• **Données affichées**:
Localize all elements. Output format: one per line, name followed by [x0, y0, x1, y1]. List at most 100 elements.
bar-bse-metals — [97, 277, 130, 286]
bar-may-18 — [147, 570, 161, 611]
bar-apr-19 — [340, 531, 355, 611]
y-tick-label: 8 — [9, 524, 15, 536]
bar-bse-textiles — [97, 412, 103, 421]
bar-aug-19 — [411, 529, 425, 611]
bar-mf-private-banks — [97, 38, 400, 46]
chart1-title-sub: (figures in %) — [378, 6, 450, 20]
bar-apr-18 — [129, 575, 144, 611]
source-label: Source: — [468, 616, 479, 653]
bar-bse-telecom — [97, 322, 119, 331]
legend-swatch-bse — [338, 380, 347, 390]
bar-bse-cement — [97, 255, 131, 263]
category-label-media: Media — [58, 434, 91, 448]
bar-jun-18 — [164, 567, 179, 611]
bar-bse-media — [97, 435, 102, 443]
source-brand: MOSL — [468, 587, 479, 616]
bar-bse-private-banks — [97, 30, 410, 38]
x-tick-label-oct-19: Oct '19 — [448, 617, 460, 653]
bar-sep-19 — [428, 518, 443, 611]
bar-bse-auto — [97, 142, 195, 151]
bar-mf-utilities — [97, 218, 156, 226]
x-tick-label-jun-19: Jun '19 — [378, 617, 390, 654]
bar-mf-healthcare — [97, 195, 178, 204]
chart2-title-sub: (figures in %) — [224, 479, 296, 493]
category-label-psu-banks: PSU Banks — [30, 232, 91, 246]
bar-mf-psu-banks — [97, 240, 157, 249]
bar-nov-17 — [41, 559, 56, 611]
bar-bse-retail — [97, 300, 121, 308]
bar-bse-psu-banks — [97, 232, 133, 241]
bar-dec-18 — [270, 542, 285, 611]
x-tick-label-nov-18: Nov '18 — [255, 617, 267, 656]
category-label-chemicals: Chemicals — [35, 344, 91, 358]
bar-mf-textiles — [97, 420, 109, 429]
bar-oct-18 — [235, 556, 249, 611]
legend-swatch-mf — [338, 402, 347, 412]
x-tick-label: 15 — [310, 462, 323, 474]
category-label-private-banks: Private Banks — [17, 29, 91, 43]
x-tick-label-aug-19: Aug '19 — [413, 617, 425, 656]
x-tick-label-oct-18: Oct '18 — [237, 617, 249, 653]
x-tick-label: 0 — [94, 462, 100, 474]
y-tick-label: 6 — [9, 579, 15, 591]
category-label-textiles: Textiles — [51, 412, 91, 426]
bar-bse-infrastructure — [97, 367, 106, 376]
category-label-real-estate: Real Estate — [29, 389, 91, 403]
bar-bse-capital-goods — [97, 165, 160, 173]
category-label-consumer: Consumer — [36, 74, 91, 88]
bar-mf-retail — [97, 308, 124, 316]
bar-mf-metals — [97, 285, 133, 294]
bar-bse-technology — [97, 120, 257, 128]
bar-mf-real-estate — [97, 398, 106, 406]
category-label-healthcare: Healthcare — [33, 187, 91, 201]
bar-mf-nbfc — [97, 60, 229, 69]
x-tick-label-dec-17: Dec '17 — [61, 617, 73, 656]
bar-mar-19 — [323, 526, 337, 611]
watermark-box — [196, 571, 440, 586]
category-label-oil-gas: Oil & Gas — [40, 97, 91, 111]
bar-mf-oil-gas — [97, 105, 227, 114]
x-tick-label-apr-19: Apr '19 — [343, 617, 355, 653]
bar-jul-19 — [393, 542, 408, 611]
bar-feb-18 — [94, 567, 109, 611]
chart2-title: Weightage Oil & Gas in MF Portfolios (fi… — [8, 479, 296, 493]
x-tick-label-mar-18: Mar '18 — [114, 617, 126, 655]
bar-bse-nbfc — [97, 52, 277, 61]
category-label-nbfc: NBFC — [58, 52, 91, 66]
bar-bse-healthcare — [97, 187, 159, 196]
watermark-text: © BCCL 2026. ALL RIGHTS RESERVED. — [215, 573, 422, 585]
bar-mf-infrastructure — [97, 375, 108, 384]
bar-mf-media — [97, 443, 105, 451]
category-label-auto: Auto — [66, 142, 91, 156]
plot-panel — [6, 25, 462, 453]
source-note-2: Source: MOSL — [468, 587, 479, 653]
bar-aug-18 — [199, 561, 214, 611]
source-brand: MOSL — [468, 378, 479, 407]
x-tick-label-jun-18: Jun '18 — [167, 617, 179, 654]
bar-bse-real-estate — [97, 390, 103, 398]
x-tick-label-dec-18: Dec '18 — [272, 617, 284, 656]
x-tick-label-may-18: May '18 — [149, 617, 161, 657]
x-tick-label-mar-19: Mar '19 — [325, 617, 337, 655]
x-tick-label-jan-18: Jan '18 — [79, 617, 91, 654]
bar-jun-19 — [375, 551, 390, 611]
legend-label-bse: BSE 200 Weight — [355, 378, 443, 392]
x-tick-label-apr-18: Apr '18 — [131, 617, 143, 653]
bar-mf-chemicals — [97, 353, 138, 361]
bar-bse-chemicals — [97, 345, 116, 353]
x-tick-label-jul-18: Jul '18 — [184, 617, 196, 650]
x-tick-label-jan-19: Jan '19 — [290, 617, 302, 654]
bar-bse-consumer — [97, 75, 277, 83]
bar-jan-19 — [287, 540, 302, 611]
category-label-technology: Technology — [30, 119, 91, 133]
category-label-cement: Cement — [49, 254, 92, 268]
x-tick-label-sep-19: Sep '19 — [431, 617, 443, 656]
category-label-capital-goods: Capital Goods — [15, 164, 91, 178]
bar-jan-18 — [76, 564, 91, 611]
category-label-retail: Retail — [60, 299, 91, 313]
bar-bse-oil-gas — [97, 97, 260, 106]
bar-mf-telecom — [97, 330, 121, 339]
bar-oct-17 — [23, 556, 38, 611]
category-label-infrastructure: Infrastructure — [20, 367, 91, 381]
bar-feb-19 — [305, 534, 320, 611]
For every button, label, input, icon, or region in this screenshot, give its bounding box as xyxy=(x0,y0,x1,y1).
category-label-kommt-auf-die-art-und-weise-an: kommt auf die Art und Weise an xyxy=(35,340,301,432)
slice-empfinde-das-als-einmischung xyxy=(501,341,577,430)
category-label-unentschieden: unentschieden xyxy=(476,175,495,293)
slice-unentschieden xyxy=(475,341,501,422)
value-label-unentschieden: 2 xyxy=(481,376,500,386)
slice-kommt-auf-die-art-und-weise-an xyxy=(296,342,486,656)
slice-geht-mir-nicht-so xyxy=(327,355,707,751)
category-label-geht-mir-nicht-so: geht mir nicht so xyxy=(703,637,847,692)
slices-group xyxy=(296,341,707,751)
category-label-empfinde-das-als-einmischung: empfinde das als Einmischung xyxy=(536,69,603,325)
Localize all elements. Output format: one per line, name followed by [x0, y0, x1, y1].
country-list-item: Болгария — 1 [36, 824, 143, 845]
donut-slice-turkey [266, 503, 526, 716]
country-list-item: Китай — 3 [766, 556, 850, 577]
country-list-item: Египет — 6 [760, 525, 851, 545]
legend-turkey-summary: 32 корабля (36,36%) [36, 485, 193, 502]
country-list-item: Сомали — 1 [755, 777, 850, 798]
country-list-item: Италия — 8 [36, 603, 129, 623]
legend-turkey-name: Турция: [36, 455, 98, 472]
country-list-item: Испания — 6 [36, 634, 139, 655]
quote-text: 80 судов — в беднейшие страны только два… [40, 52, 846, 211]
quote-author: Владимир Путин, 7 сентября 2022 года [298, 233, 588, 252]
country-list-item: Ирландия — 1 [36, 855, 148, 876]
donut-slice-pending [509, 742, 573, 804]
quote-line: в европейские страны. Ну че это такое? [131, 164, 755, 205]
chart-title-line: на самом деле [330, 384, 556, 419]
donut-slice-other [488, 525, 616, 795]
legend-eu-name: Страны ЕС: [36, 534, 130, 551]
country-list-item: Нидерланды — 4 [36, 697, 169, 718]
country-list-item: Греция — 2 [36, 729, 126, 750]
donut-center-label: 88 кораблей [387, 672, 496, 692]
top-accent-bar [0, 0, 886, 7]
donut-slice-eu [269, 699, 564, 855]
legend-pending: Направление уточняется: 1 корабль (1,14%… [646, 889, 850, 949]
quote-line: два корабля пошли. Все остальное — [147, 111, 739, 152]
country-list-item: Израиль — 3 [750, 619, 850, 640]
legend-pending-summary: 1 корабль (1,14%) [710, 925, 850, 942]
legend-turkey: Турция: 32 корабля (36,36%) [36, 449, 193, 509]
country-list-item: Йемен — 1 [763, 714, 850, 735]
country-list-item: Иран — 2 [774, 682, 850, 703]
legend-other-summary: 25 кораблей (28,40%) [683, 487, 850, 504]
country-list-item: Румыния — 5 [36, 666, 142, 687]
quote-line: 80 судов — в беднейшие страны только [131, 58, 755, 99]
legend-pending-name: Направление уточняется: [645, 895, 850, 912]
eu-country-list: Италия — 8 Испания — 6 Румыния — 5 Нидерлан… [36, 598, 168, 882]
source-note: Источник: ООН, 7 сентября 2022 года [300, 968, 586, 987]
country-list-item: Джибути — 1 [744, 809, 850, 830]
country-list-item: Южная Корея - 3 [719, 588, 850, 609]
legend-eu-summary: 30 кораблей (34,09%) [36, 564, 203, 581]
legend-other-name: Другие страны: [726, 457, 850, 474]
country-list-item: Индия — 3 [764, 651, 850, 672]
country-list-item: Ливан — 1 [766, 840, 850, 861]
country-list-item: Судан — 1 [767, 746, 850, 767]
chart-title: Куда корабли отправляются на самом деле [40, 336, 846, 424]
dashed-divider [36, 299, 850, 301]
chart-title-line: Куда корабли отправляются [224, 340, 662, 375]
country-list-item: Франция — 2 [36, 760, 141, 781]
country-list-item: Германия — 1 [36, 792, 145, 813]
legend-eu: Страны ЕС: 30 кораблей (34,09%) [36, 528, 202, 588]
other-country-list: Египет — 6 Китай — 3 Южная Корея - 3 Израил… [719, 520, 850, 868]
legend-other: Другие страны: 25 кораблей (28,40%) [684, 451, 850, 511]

• **Tâche**: Relevez toutes les lignes des entrées qui contiennent la chaîne « telecom », en tenant compte de la casse.

• **Corrigé**:
bar-bse-telecom — [97, 322, 119, 331]
bar-mf-telecom — [97, 330, 121, 339]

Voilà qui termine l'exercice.